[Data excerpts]

++++++++++

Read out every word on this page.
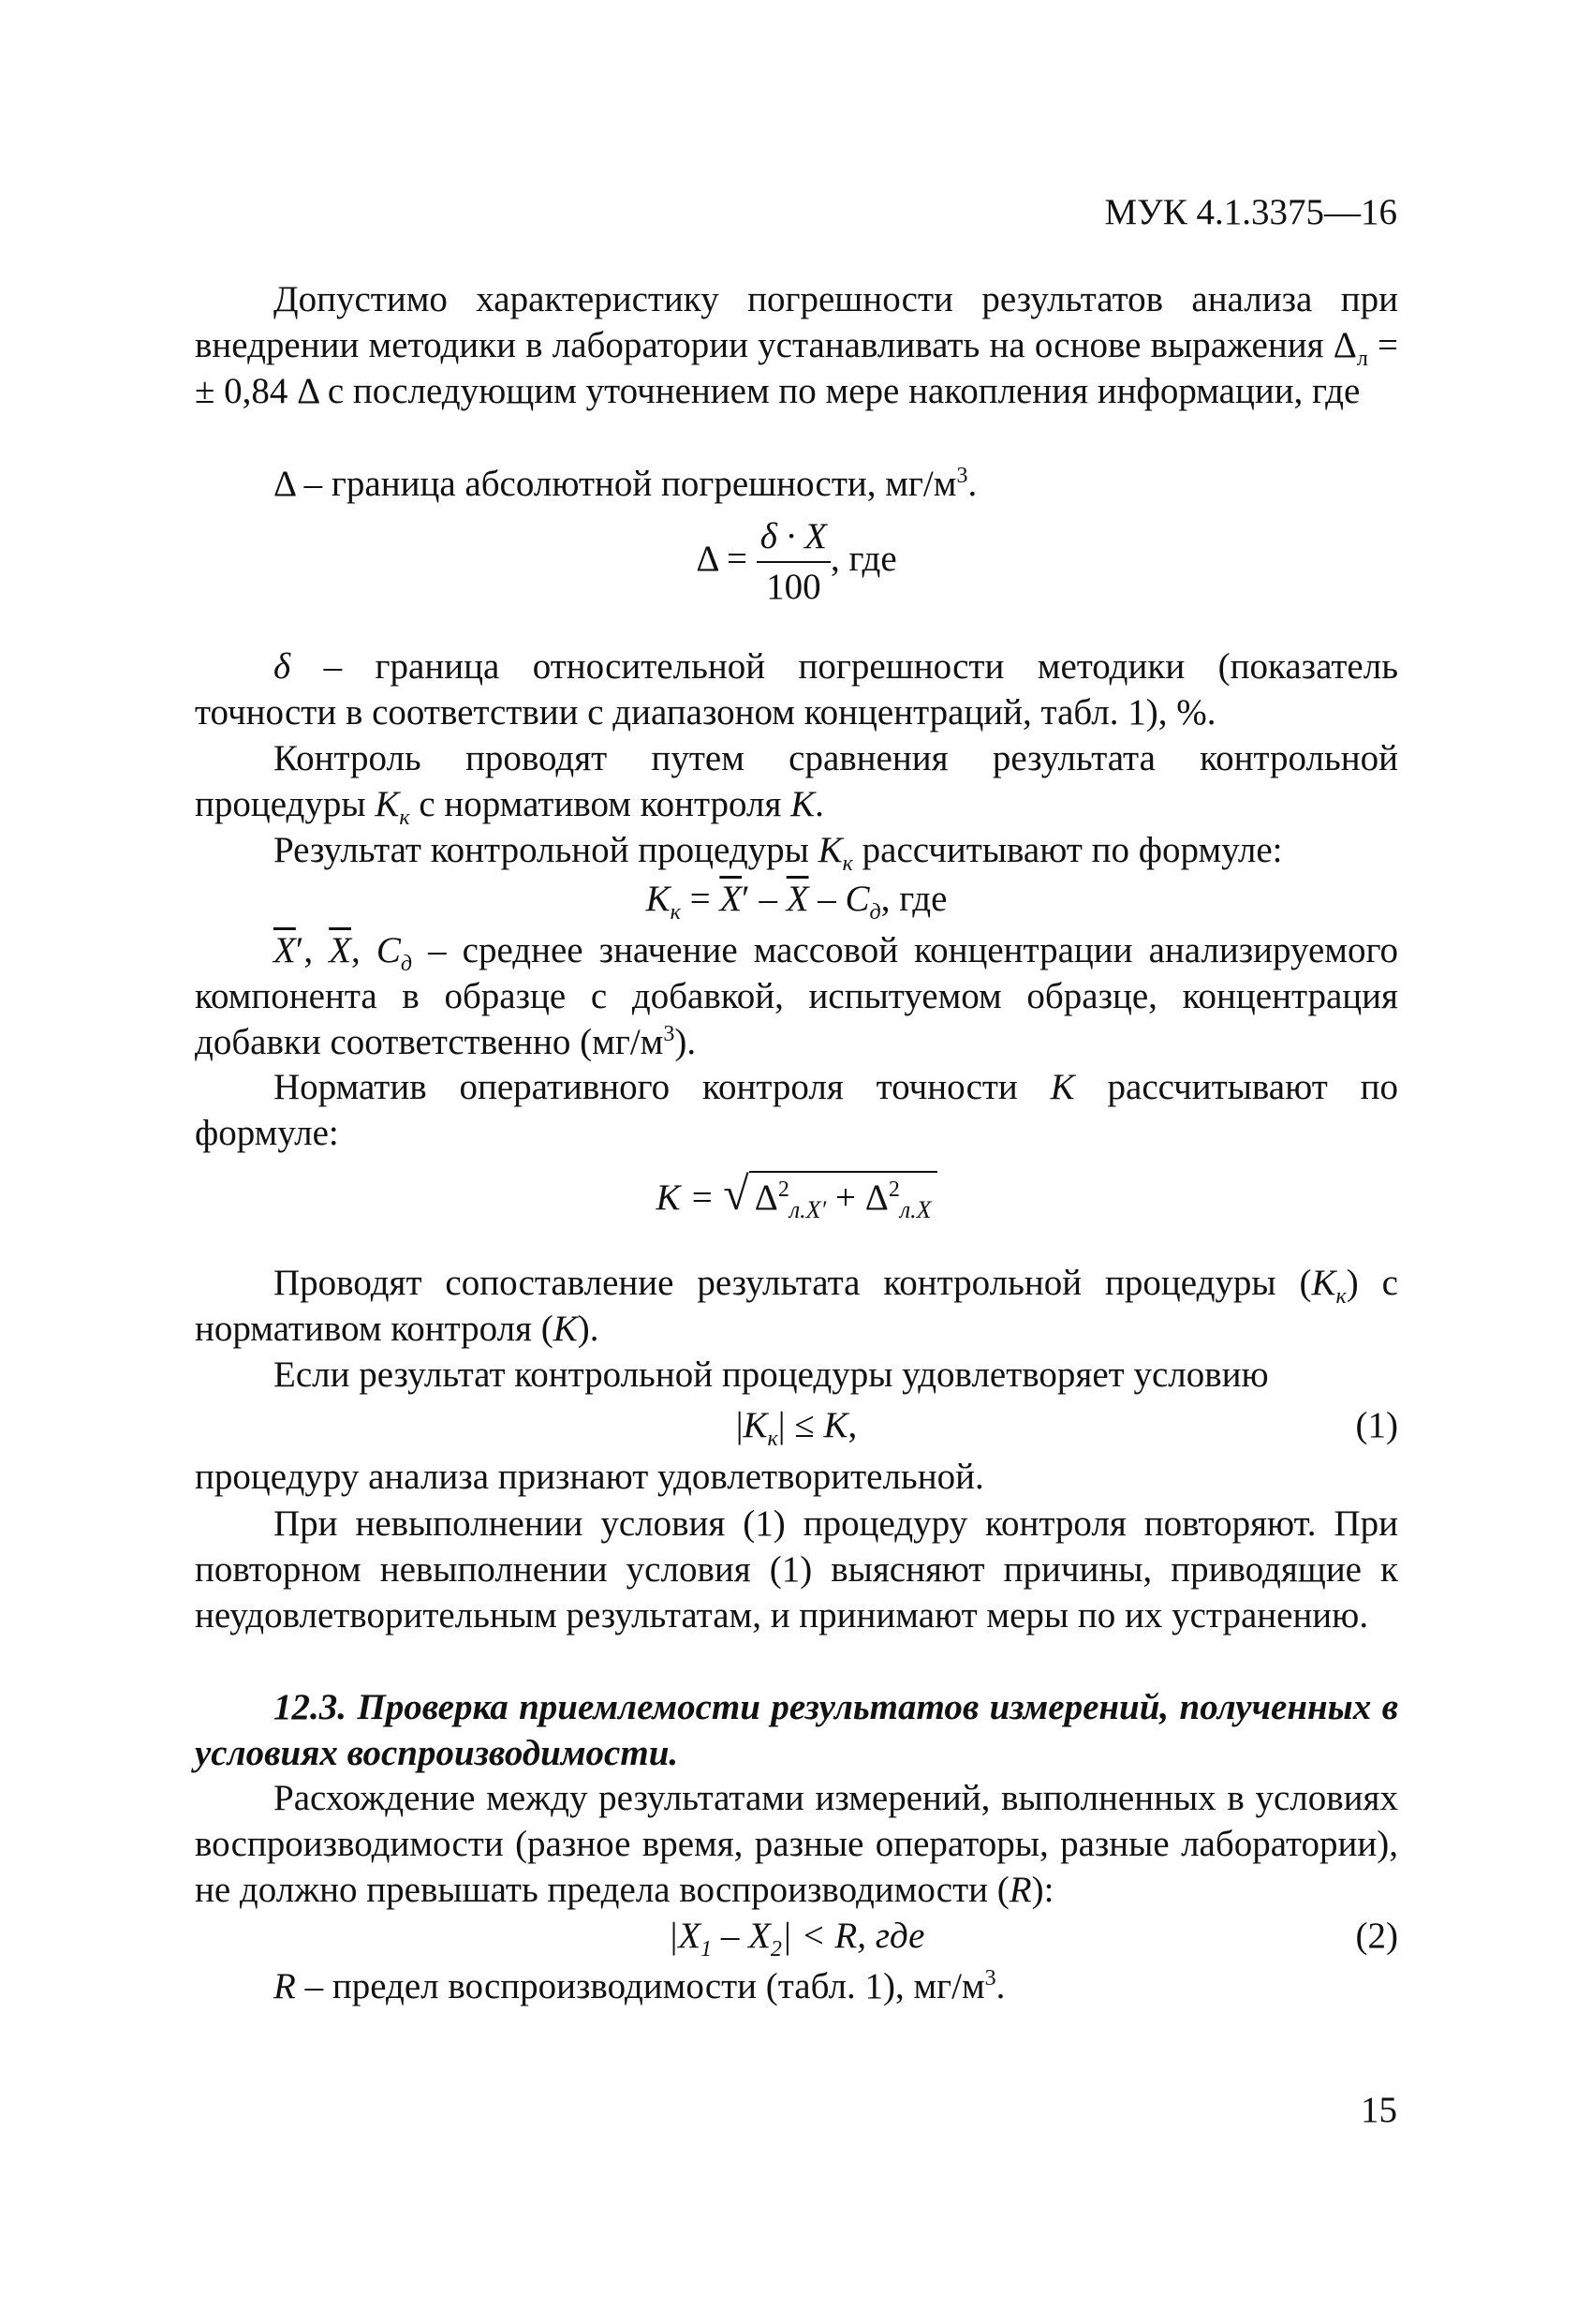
МУК 4.1.3375—16
Допустимо характеристику погрешности результатов анализа при внедрении методики в лаборатории устанавливать на основе выражения $\Delta_л$ = ± 0,84 Δ с последующим уточнением по мере накопления информации, где
Δ – граница абсолютной погрешности, $мг/м^3$.
$\Delta = \frac{\delta \cdot X}{100}$ , где
δ – граница относительной погрешности методики (показатель точности в соответствии с диапазоном концентраций, табл. 1), %.
Контроль проводят путем сравнения результата контрольной процедуры $K_к$ с нормативом контроля K.
Результат контрольной процедуры $K_к$ рассчитывают по формуле:
$K_к = \overline{X}' - \overline{X} - C_д$, где
$\overline{X}'$, $\overline{X}$, $C_д$ – среднее значение массовой концентрации анализируемого компонента в образце с добавкой, испытуемом образце, концентрация добавки соответственно $(мг/м^3)$.
Норматив оперативного контроля точности K рассчитывают по формуле:
K = √ $\Delta^2_{л.X'} + \Delta^2_{л.X}$
Проводят сопоставление результата контрольной процедуры $(K_к)$ с нормативом контроля (K).
Если результат контрольной процедуры удовлетворяет условию
$|K_к| \le K$,	(1)
процедуру анализа признают удовлетворительной.
При невыполнении условия (1) процедуру контроля повторяют. При повторном невыполнении условия (1) выясняют причины, приводящие к неудовлетворительным результатам, и принимают меры по их устранению.
12.3. Проверка приемлемости результатов измерений, полученных в условиях воспроизводимости.
Расхождение между результатами измерений, выполненных в условиях воспроизводимости (разное время, разные операторы, разные лаборатории), не должно превышать предела воспроизводимости (R):
$|X_1 - X_2| < R$, где	(2)
R – предел воспроизводимости (табл. 1), $мг/м^3$.
15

++++++++++

## Work to complete
All of the material above is to be copied exactly, except for its images.

## Answer for the task
Read out every word on this page.
МУК 4.1.3375—16
Допустимо характеристику погрешности результатов анализа при внедрении методики в лаборатории устанавливать на основе выражения $\Delta_л$ = ± 0,84 Δ с последующим уточнением по мере накопления информации, где
Δ – граница абсолютной погрешности, $мг/м^3$.
$\Delta = \frac{\delta \cdot X}{100}$ , где
δ – граница относительной погрешности методики (показатель точности в соответствии с диапазоном концентраций, табл. 1), %.
Контроль проводят путем сравнения результата контрольной процедуры $K_к$ с нормативом контроля K.
Результат контрольной процедуры $K_к$ рассчитывают по формуле:
$K_к = \overline{X}' - \overline{X} - C_д$, где
$\overline{X}'$, $\overline{X}$, $C_д$ – среднее значение массовой концентрации анализируемого компонента в образце с добавкой, испытуемом образце, концентрация добавки соответственно $(мг/м^3)$.
Норматив оперативного контроля точности K рассчитывают по формуле:
K = √ $\Delta^2_{л.X'} + \Delta^2_{л.X}$
Проводят сопоставление результата контрольной процедуры $(K_к)$ с нормативом контроля (K).
Если результат контрольной процедуры удовлетворяет условию
$|K_к| \le K$,	(1)
процедуру анализа признают удовлетворительной.
При невыполнении условия (1) процедуру контроля повторяют. При повторном невыполнении условия (1) выясняют причины, приводящие к неудовлетворительным результатам, и принимают меры по их устранению.
12.3. Проверка приемлемости результатов измерений, полученных в условиях воспроизводимости.
Расхождение между результатами измерений, выполненных в условиях воспроизводимости (разное время, разные операторы, разные лаборатории), не должно превышать предела воспроизводимости (R):
$|X_1 - X_2| < R$, где	(2)
R – предел воспроизводимости (табл. 1), $мг/м^3$.
15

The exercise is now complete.